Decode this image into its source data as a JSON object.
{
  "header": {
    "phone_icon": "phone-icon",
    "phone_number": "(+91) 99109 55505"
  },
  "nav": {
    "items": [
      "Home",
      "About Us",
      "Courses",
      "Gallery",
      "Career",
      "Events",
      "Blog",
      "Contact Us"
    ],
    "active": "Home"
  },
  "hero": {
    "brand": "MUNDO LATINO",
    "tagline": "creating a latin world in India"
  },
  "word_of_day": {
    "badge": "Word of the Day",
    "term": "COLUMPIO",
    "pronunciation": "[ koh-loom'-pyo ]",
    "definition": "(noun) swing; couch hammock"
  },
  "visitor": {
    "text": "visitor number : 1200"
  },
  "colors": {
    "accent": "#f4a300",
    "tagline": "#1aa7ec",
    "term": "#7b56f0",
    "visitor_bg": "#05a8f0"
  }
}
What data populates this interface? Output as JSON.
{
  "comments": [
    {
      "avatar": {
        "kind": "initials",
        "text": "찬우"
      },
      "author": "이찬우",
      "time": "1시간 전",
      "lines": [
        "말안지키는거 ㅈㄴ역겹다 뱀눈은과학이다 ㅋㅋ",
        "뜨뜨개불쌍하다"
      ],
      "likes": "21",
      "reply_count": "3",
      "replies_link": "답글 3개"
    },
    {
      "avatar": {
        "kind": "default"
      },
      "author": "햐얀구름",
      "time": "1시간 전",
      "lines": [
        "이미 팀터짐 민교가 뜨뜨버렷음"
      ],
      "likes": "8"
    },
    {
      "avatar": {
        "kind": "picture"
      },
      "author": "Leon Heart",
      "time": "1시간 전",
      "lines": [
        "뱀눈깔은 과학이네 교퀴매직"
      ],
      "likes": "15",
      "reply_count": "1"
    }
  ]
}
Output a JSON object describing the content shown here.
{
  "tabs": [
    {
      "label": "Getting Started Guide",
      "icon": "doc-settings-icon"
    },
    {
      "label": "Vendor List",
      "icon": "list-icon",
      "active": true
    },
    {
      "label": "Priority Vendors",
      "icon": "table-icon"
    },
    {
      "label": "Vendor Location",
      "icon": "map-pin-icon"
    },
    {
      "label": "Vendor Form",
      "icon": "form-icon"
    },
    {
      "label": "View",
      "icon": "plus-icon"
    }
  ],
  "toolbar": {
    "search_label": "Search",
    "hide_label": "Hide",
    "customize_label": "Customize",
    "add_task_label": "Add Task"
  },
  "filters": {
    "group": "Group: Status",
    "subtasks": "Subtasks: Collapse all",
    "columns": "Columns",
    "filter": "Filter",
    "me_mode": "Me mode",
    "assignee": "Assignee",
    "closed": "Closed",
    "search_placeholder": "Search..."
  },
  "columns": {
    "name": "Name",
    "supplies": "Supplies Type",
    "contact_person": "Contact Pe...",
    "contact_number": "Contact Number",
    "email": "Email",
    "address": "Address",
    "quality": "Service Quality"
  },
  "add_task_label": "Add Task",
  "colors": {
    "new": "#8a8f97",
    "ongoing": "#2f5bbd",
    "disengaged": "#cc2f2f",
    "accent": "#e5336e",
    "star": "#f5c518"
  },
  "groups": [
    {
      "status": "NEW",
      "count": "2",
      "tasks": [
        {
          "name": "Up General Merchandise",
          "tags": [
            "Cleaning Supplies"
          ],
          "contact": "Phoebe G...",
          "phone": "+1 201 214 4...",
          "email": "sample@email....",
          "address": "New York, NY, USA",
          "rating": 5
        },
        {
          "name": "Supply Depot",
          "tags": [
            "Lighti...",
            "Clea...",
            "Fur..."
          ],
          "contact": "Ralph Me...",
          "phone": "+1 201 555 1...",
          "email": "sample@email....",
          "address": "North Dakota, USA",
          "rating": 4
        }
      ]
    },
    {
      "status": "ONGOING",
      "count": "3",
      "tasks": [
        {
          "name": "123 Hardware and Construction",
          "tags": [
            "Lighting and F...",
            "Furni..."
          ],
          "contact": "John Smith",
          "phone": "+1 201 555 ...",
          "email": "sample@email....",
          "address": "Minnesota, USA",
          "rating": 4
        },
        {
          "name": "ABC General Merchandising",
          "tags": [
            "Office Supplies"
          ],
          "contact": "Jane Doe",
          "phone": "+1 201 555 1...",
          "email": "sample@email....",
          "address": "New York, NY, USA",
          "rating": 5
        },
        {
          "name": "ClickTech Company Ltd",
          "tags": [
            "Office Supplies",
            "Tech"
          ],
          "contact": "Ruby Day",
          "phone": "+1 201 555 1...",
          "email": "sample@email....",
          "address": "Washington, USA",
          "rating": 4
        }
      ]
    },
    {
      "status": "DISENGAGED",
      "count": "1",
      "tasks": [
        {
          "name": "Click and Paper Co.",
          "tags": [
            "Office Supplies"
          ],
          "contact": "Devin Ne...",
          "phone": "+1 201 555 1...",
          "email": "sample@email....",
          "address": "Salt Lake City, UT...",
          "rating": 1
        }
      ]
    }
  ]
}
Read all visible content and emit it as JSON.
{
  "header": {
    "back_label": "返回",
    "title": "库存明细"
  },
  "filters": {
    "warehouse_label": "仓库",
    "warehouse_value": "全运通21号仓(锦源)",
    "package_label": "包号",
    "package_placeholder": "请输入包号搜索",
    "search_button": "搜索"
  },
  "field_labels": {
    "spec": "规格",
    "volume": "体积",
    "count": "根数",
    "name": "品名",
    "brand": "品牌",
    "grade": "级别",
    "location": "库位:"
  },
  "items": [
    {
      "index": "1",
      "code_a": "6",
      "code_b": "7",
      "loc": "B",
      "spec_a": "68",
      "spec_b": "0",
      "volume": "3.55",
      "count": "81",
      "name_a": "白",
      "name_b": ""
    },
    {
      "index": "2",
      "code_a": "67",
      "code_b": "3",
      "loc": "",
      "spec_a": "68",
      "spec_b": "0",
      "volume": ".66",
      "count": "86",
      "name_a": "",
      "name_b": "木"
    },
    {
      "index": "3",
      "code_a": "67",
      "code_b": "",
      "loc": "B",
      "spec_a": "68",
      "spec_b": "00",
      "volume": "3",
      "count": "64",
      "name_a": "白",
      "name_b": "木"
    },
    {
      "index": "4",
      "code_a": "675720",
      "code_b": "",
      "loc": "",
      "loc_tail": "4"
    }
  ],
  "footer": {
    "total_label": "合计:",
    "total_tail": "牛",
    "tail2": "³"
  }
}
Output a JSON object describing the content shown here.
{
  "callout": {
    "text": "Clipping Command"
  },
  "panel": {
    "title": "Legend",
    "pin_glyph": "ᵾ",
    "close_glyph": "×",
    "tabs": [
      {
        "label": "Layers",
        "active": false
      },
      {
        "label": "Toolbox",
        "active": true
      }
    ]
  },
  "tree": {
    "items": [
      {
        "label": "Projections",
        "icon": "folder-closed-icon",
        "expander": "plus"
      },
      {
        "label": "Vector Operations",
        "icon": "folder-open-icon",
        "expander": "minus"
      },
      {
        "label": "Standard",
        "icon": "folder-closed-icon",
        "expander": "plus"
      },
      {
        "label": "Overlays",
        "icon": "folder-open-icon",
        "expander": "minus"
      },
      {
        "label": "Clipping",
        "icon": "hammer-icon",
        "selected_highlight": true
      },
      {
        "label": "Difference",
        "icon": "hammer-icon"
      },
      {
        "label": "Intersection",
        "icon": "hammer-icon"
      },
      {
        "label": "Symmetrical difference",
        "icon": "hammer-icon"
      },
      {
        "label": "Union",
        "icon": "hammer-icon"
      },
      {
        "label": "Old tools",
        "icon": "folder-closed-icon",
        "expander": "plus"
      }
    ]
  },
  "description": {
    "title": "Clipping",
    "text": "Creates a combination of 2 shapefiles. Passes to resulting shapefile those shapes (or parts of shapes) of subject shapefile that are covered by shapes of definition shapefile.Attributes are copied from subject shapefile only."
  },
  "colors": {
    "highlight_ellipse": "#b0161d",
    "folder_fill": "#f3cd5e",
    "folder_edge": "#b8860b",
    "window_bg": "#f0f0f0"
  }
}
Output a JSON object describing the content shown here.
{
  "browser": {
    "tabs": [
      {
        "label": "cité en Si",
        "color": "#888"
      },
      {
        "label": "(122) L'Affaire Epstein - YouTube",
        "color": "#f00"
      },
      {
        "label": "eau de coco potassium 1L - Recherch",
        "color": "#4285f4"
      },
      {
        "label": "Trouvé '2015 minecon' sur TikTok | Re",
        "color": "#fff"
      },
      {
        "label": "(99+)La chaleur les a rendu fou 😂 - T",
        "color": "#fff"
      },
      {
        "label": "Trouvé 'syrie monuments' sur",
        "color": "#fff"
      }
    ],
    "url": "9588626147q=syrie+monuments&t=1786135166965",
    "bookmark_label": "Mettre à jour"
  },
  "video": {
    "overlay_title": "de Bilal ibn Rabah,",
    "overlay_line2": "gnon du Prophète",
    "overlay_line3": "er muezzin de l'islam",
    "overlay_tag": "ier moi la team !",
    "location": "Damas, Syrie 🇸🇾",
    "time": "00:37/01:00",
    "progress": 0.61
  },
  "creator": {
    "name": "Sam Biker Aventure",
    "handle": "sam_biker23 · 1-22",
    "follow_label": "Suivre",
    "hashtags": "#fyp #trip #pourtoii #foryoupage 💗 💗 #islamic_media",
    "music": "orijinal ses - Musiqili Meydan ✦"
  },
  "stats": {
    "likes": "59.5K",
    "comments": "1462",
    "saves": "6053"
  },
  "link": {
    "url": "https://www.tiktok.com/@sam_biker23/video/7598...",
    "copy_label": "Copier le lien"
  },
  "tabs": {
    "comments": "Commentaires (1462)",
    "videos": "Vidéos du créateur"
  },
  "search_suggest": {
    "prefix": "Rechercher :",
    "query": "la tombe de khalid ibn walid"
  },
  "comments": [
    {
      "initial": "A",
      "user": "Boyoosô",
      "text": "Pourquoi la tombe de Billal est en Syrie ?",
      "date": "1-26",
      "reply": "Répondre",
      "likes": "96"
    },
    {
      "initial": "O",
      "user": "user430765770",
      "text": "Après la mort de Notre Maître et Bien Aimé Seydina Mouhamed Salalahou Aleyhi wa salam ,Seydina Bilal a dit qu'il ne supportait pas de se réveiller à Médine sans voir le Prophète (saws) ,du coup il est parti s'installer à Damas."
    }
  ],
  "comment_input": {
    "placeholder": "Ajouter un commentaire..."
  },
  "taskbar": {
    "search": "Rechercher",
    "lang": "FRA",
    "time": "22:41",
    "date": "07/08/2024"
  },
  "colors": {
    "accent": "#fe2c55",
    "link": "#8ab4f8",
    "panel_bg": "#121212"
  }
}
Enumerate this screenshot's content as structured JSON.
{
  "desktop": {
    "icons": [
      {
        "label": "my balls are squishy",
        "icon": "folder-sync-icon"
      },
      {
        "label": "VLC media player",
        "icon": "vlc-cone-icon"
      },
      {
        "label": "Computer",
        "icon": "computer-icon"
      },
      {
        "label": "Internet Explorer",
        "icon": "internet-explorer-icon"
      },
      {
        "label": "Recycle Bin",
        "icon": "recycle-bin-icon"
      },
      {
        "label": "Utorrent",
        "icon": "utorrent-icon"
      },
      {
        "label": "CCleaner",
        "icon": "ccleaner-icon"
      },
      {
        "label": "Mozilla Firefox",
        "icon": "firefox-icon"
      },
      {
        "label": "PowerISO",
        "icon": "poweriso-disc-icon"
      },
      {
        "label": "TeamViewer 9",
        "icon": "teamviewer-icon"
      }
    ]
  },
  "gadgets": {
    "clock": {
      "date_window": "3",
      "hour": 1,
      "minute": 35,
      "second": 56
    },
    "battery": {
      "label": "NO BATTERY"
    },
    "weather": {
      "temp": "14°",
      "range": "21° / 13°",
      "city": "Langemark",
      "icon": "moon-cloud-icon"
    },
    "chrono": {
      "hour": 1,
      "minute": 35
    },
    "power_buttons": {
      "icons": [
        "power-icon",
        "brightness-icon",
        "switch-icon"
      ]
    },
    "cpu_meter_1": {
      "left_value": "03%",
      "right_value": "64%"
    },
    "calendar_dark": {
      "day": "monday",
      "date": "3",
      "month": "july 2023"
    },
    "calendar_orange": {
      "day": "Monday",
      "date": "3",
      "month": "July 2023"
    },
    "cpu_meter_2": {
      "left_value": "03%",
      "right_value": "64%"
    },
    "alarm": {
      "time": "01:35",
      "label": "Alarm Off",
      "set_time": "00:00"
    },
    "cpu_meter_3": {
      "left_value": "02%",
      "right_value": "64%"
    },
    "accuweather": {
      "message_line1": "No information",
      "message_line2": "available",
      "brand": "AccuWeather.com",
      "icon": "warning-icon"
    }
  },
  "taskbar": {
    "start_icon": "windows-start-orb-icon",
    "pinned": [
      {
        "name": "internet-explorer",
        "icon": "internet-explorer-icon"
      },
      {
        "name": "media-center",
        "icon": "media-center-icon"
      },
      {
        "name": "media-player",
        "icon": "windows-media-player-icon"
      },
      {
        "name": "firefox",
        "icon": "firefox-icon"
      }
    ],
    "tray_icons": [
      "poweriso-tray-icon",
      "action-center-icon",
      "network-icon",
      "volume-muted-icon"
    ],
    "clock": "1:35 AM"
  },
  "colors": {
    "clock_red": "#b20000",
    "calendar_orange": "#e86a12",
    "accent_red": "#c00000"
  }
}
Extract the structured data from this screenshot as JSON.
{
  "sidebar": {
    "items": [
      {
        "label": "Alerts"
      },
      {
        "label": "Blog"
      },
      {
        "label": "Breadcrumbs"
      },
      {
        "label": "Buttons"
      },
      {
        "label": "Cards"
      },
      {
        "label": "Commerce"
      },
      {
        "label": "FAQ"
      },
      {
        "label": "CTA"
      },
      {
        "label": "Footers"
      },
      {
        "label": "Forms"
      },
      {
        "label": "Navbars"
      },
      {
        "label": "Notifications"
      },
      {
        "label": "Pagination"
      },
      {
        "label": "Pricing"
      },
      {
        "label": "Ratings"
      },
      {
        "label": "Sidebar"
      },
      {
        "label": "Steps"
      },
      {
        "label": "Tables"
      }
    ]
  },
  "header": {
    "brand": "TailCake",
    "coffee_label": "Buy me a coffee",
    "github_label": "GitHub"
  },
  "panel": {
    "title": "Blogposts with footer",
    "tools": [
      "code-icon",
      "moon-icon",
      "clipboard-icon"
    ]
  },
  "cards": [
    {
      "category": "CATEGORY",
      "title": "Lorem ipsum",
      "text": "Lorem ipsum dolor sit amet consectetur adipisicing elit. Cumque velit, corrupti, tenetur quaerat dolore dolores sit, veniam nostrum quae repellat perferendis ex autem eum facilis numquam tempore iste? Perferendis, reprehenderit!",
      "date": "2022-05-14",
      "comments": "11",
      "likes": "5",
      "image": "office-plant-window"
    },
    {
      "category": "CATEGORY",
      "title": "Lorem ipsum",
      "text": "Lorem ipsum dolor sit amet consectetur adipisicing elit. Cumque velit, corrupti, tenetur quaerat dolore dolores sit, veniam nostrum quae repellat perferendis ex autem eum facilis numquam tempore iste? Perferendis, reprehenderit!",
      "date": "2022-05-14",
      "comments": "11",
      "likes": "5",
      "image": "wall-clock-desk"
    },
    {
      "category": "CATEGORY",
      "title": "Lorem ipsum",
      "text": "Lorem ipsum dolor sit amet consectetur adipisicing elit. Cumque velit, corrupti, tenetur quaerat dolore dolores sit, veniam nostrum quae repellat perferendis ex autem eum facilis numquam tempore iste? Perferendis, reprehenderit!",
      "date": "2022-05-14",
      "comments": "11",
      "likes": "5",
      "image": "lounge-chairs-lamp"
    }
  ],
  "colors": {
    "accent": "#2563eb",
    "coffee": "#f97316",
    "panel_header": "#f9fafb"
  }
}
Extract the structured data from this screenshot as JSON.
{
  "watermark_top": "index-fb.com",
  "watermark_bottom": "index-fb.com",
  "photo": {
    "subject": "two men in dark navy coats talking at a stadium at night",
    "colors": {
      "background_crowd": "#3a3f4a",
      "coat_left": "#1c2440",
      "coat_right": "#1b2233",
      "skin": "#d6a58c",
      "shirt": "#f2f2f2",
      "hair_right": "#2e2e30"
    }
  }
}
....................
● **TASK REQUIREMENTS**: Locate all lines in the listing above with the word "tombe" and copy them.

● **RESULT**:
    "query": "la tombe de khalid ibn walid"
      "text": "Pourquoi la tombe de Billal est en Syrie ?",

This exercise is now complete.